> THE EXERCISE
Print the data that follows exactly.

> SOURCE DATA
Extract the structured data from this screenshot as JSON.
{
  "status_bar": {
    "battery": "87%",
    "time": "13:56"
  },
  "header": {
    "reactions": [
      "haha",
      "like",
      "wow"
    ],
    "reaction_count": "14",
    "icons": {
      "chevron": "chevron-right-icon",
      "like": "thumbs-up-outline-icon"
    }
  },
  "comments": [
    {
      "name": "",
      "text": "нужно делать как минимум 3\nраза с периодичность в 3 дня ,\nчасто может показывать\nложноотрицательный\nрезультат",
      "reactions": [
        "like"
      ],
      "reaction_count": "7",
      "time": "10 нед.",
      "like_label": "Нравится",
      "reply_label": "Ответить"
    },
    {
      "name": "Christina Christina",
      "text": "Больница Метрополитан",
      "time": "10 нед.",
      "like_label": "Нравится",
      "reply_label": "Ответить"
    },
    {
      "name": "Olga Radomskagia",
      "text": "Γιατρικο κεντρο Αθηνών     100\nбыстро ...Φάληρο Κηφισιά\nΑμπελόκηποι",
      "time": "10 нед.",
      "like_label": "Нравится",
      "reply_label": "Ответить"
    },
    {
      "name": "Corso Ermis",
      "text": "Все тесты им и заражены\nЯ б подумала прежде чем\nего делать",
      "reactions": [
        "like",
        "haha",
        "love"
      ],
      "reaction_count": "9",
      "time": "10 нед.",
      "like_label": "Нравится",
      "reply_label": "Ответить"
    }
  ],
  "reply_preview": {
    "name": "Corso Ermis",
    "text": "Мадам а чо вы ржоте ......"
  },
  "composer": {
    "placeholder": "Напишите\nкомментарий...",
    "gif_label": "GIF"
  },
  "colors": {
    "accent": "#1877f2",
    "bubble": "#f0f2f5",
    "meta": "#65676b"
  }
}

> THE SOLUTION
Extract the structured data from this screenshot as JSON.
{
  "status_bar": {
    "battery": "87%",
    "time": "13:56"
  },
  "header": {
    "reactions": [
      "haha",
      "like",
      "wow"
    ],
    "reaction_count": "14",
    "icons": {
      "chevron": "chevron-right-icon",
      "like": "thumbs-up-outline-icon"
    }
  },
  "comments": [
    {
      "name": "",
      "text": "нужно делать как минимум 3\nраза с периодичность в 3 дня ,\nчасто может показывать\nложноотрицательный\nрезультат",
      "reactions": [
        "like"
      ],
      "reaction_count": "7",
      "time": "10 нед.",
      "like_label": "Нравится",
      "reply_label": "Ответить"
    },
    {
      "name": "Christina Christina",
      "text": "Больница Метрополитан",
      "time": "10 нед.",
      "like_label": "Нравится",
      "reply_label": "Ответить"
    },
    {
      "name": "Olga Radomskagia",
      "text": "Γιατρικο κεντρο Αθηνών     100\nбыстро ...Φάληρο Κηφισιά\nΑμπελόκηποι",
      "time": "10 нед.",
      "like_label": "Нравится",
      "reply_label": "Ответить"
    },
    {
      "name": "Corso Ermis",
      "text": "Все тесты им и заражены\nЯ б подумала прежде чем\nего делать",
      "reactions": [
        "like",
        "haha",
        "love"
      ],
      "reaction_count": "9",
      "time": "10 нед.",
      "like_label": "Нравится",
      "reply_label": "Ответить"
    }
  ],
  "reply_preview": {
    "name": "Corso Ermis",
    "text": "Мадам а чо вы ржоте ......"
  },
  "composer": {
    "placeholder": "Напишите\nкомментарий...",
    "gif_label": "GIF"
  },
  "colors": {
    "accent": "#1877f2",
    "bubble": "#f0f2f5",
    "meta": "#65676b"
  }
}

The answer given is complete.